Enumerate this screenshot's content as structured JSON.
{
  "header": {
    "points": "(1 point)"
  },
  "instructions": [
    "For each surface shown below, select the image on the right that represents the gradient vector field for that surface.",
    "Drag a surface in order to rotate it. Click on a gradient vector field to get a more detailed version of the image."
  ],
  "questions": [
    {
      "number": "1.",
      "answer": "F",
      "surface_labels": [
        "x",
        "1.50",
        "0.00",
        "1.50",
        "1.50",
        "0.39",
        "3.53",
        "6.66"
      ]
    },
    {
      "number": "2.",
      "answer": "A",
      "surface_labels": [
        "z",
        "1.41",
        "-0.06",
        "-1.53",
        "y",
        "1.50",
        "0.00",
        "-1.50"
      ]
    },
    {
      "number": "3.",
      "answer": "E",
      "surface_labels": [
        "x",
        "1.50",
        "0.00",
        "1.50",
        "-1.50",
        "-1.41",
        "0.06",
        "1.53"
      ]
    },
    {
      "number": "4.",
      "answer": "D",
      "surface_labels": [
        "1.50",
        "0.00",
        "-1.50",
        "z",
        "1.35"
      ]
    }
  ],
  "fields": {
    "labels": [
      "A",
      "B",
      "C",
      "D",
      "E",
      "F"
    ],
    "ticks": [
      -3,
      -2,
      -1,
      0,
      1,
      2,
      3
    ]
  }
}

•••••

**Stated goal**
Reproduce the entries above exactly.

**Answer for the task**
Enumerate this screenshot's content as structured JSON.
{
  "header": {
    "points": "(1 point)"
  },
  "instructions": [
    "For each surface shown below, select the image on the right that represents the gradient vector field for that surface.",
    "Drag a surface in order to rotate it. Click on a gradient vector field to get a more detailed version of the image."
  ],
  "questions": [
    {
      "number": "1.",
      "answer": "F",
      "surface_labels": [
        "x",
        "1.50",
        "0.00",
        "1.50",
        "1.50",
        "0.39",
        "3.53",
        "6.66"
      ]
    },
    {
      "number": "2.",
      "answer": "A",
      "surface_labels": [
        "z",
        "1.41",
        "-0.06",
        "-1.53",
        "y",
        "1.50",
        "0.00",
        "-1.50"
      ]
    },
    {
      "number": "3.",
      "answer": "E",
      "surface_labels": [
        "x",
        "1.50",
        "0.00",
        "1.50",
        "-1.50",
        "-1.41",
        "0.06",
        "1.53"
      ]
    },
    {
      "number": "4.",
      "answer": "D",
      "surface_labels": [
        "1.50",
        "0.00",
        "-1.50",
        "z",
        "1.35"
      ]
    }
  ],
  "fields": {
    "labels": [
      "A",
      "B",
      "C",
      "D",
      "E",
      "F"
    ],
    "ticks": [
      -3,
      -2,
      -1,
      0,
      1,
      2,
      3
    ]
  }
}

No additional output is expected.